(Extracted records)
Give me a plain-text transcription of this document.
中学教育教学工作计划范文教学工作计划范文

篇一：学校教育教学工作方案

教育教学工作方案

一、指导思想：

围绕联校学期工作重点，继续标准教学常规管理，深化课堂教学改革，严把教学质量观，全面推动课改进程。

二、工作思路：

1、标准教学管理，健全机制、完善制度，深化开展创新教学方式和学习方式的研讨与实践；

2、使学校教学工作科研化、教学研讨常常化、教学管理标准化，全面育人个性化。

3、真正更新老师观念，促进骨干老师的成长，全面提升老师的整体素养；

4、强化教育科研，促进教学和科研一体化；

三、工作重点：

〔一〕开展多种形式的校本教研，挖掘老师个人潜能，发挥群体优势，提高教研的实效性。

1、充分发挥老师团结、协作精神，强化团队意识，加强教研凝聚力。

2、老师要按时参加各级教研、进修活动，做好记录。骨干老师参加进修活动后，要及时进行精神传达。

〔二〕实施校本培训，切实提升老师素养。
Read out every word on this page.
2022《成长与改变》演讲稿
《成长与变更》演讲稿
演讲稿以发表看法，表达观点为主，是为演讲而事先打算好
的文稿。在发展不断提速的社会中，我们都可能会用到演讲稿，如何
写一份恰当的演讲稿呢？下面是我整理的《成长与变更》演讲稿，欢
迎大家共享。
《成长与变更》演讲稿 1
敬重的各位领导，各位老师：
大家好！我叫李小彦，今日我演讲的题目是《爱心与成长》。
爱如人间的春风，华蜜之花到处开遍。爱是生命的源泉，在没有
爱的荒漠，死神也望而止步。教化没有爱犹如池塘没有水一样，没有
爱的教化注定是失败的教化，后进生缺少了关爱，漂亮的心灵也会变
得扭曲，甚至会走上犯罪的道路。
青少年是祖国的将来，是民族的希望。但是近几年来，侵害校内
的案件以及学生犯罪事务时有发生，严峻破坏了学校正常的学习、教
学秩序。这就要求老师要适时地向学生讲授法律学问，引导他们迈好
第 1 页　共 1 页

### PROBLEM TO WORK ON
Return each full line of the entries that contains the word "this".

### ANSWER FOR THE TASK
Give me a plain-text transcription of this document.
Read out every word on this page.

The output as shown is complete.